__EXERCISE REQUIREMENTS__. From the listing below, pull out all lines with "sequence" in them.

■ ■ ■ ■

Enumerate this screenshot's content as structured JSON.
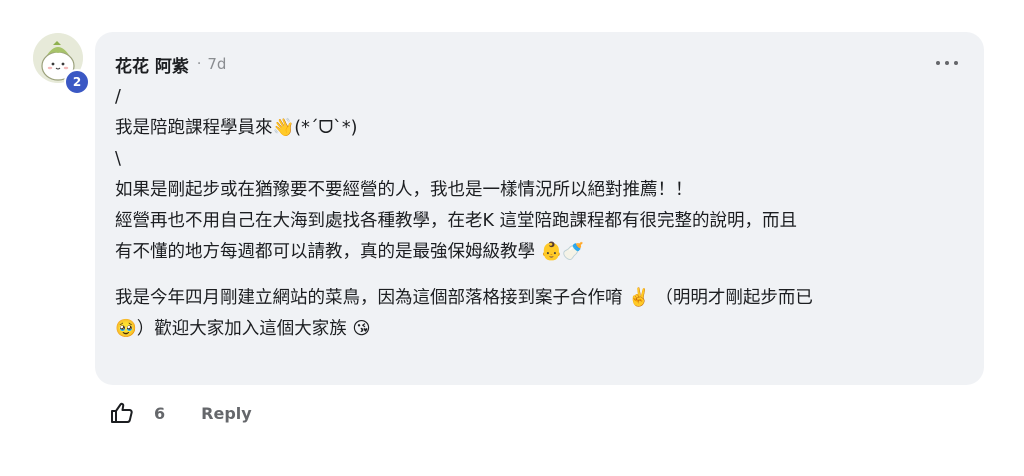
{
  "avatar": {
    "badge": "2"
  },
  "comment": {
    "author": "花花 阿紫",
    "separator": "·",
    "time": "7d",
    "lines": [
      "/",
      "我是陪跑課程學員來👋(*ˊᗜˋ*)",
      "\\",
      "如果是剛起步或在猶豫要不要經營的人，我也是一樣情況所以絕對推薦！！",
      "經營再也不用自己在大海到處找各種教學，在老K 這堂陪跑課程都有很完整的說明，而且",
      "有不懂的地方每週都可以請教，真的是最強保姆級教學 👶🍼",
      "我是今年四月剛建立網站的菜鳥，因為這個部落格接到案子合作唷 ✌️ （明明才剛起步而已",
      "🥹）歡迎大家加入這個大家族 😘"
    ]
  },
  "actions": {
    "like_count": "6",
    "reply_label": "Reply"
  },
  "icons": {
    "like": "thumbs-up-icon",
    "more": "more-horizontal-icon"
  },
  "colors": {
    "bubble_bg": "#f0f2f5",
    "badge_bg": "#3b58c4",
    "muted_text": "#65676b"
  }
}
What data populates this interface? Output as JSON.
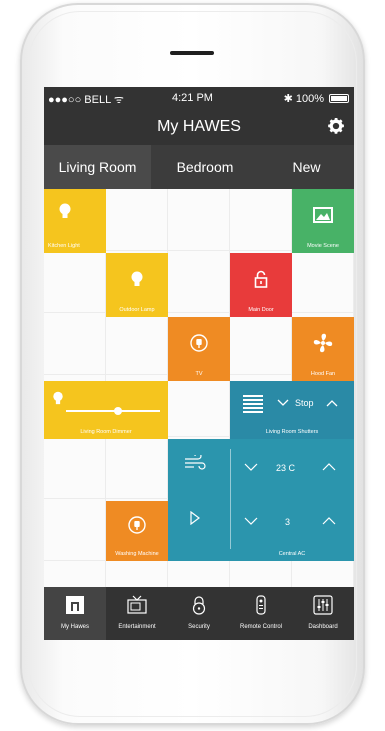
{
  "status": {
    "carrier": "●●●○○ BELL ᯤ",
    "time": "4:21 PM",
    "battery": "✱ 100%"
  },
  "header": {
    "title": "My HAWES"
  },
  "tabs": [
    {
      "label": "Living Room",
      "active": true
    },
    {
      "label": "Bedroom",
      "active": false
    },
    {
      "label": "New",
      "active": false
    }
  ],
  "tiles": {
    "kitchen_light": "Kitchen Light",
    "movie_scene": "Movie Scene",
    "outdoor_lamp": "Outdoor Lamp",
    "main_door": "Main Door",
    "tv": "TV",
    "hood_fan": "Hood Fan",
    "living_room_dimmer": "Living Room Dimmer",
    "living_room_shutters": "Living Room Shutters",
    "shutters_stop": "Stop",
    "washing_machine": "Washing Machine",
    "central_ac": "Central AC",
    "ac_temp": "23 C",
    "ac_fan": "3"
  },
  "dimmer_level": 0.55,
  "nav": [
    {
      "label": "My Hawes",
      "icon": "home-icon"
    },
    {
      "label": "Entertainment",
      "icon": "tv-icon"
    },
    {
      "label": "Security",
      "icon": "lock-icon"
    },
    {
      "label": "Remote Control",
      "icon": "remote-icon"
    },
    {
      "label": "Dashboard",
      "icon": "sliders-icon"
    }
  ],
  "colors": {
    "yellow": "#f5c51e",
    "green": "#48b267",
    "red": "#e83b3b",
    "orange": "#ef8b23",
    "teal": "#2a8aa6",
    "dark": "#333333"
  }
}
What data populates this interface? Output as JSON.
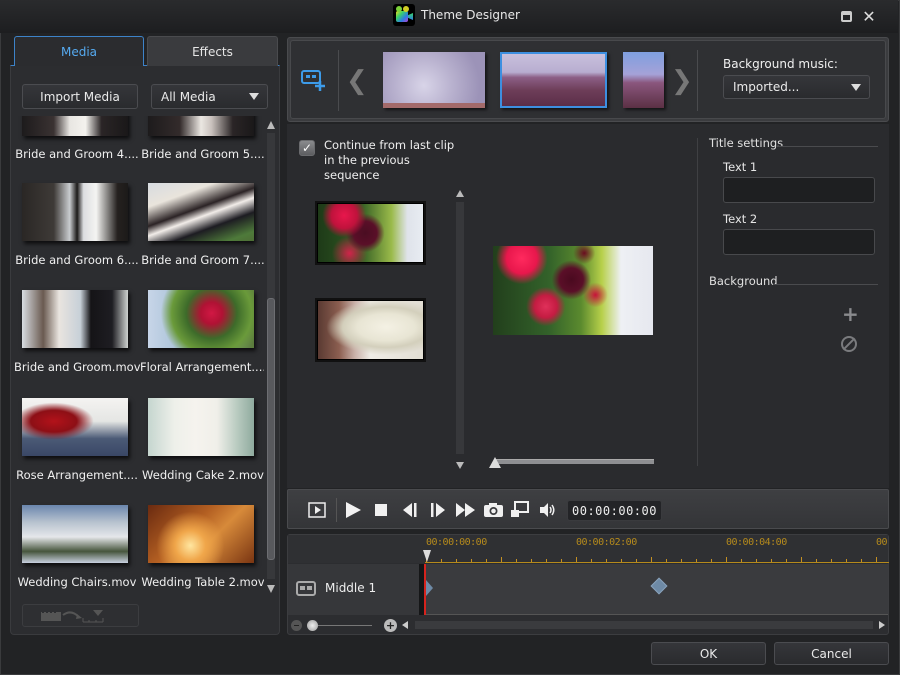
{
  "window": {
    "title": "Theme Designer",
    "app_icon": "video-camera-icon",
    "maximize_icon": "maximize-icon",
    "close_label": "✕"
  },
  "left_panel": {
    "tabs": [
      {
        "label": "Media",
        "active": true
      },
      {
        "label": "Effects",
        "active": false
      }
    ],
    "import_button": "Import Media",
    "filter_select": {
      "value": "All Media"
    },
    "media_items": [
      {
        "label": "Bride and Groom 4....",
        "thumb": "bride-groom-4"
      },
      {
        "label": "Bride and Groom 5....",
        "thumb": "bride-groom-5"
      },
      {
        "label": "Bride and Groom 6....",
        "thumb": "bride-groom-6"
      },
      {
        "label": "Bride and Groom 7....",
        "thumb": "bride-groom-7"
      },
      {
        "label": "Bride and Groom.mov",
        "thumb": "bride-groom"
      },
      {
        "label": "Floral Arrangement....",
        "thumb": "floral"
      },
      {
        "label": "Rose Arrangement....",
        "thumb": "rose"
      },
      {
        "label": "Wedding Cake 2.mov",
        "thumb": "cake"
      },
      {
        "label": "Wedding Chairs.mov",
        "thumb": "chairs"
      },
      {
        "label": "Wedding Table 2.mov",
        "thumb": "table"
      }
    ],
    "storyboard_button_icon": "insert-to-timeline-icon"
  },
  "template_strip": {
    "add_icon": "add-template-icon",
    "prev_label": "❮",
    "next_label": "❯",
    "templates": [
      {
        "name": "template-1",
        "selected": false
      },
      {
        "name": "template-2",
        "selected": true
      },
      {
        "name": "template-3",
        "selected": false
      }
    ],
    "background_music_label": "Background music:",
    "background_music_value": "Imported..."
  },
  "sequence": {
    "continue_checkbox": {
      "checked": true,
      "label": "Continue from last clip in the previous sequence"
    }
  },
  "title_settings": {
    "heading": "Title settings",
    "text1_label": "Text 1",
    "text1_value": "",
    "text2_label": "Text 2",
    "text2_value": "",
    "background_heading": "Background",
    "add_label": "+"
  },
  "transport": {
    "timecode": "00:00:00:00"
  },
  "timeline": {
    "ruler_labels": [
      "00:00:00:00",
      "00:00:02:00",
      "00:00:04:00",
      "00"
    ],
    "track_name": "Middle 1",
    "zoom_in_label": "+"
  },
  "footer": {
    "ok_label": "OK",
    "cancel_label": "Cancel"
  },
  "colors": {
    "accent": "#3d8fe0",
    "timecode_ruler": "#b58a1c",
    "playhead": "#d6231d",
    "keyframe": "#6e8aa6"
  }
}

■ ■ ■ ■

__REPLY TO THE TASK__.
  "sequence": {
      "label": "Continue from last clip in the previous sequence"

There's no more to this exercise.